Direction: Spot each line in the records below where the word "road" occurs, then copy it.

[Dataset entries]
______________________________
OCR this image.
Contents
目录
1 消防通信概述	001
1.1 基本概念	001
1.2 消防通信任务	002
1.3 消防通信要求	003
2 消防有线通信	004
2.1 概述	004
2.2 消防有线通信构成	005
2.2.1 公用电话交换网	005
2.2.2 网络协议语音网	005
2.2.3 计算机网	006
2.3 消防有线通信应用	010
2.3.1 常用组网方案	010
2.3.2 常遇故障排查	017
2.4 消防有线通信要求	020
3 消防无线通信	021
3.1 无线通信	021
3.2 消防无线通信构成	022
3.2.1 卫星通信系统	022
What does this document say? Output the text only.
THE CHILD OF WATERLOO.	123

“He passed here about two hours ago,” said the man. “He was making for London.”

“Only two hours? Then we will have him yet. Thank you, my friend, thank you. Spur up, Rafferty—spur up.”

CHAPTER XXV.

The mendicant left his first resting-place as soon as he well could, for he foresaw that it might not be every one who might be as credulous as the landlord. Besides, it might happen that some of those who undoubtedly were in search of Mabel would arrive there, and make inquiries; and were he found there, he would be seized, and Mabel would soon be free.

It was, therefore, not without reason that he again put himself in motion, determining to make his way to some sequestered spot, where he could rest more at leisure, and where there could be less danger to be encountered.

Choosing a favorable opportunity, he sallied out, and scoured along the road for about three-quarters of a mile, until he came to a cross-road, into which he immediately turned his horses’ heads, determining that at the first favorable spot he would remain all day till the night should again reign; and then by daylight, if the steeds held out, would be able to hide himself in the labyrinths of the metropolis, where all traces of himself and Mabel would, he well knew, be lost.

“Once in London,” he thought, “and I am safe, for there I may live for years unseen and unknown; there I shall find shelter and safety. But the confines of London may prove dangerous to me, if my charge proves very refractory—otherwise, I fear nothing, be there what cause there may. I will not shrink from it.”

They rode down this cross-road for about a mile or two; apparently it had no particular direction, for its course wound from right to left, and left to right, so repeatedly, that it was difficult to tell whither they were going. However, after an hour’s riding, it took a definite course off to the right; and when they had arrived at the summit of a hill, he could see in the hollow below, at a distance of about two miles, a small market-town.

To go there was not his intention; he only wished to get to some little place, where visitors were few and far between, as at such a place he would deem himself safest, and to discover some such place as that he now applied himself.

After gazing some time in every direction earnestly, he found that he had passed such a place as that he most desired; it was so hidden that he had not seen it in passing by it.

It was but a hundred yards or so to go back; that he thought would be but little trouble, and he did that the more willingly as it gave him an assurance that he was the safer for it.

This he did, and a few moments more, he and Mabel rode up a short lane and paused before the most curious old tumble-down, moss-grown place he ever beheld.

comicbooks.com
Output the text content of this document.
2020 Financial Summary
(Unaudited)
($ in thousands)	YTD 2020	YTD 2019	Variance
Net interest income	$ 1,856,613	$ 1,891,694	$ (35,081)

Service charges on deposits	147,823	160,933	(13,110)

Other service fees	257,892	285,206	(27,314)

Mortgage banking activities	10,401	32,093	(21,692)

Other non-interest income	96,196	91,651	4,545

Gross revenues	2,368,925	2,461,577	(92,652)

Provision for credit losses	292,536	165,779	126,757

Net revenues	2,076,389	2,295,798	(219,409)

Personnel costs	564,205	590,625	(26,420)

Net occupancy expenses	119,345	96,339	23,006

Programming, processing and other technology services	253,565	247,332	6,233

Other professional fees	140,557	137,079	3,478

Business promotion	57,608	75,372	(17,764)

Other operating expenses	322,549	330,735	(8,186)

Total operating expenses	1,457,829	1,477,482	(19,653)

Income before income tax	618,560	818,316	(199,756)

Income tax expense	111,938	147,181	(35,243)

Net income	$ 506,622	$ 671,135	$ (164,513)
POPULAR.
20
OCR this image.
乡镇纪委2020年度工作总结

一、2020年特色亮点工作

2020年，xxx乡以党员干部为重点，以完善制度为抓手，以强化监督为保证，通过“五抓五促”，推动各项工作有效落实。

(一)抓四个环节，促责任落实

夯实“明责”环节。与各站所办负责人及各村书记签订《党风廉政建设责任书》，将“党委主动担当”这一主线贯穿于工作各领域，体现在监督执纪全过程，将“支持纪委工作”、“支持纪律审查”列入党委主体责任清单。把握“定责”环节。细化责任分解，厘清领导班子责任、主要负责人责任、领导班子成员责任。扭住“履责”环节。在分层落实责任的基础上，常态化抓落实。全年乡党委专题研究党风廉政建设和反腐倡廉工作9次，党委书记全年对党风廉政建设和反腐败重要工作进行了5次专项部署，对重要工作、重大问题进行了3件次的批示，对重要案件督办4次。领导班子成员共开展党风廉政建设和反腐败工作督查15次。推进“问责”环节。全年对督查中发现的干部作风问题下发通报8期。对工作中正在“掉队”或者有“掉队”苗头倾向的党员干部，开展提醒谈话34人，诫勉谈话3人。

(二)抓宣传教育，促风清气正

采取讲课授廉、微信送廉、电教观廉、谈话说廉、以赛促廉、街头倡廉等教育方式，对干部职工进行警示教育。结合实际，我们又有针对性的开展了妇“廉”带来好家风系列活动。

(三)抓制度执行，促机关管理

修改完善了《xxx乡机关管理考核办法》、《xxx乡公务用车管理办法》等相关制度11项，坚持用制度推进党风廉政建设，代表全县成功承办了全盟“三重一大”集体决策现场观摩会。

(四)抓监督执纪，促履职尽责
______________________________
Output:
Choosing a favorable opportunity, he sallied out, and scoured along the road for about three-quarters of a mile, until he came to a cross-road, into which he immediately turned his horses’ heads, determining that at the first favorable spot he would remain all day till the night should again reign; and then by daylight, if the steeds held out, would be able to hide himself in the labyrinths of the metropolis, where all traces of himself and Mabel would, he well knew, be lost.
They rode down this cross-road for about a mile or two; apparently it had no particular direction, for its course wound from right to left, and left to right, so repeatedly, that it was difficult to tell whither they were going. However, after an hour’s riding, it took a definite course off to the right; and when they had arrived at the summit of a hill, he could see in the hollow below, at a distance of about two miles, a small market-town.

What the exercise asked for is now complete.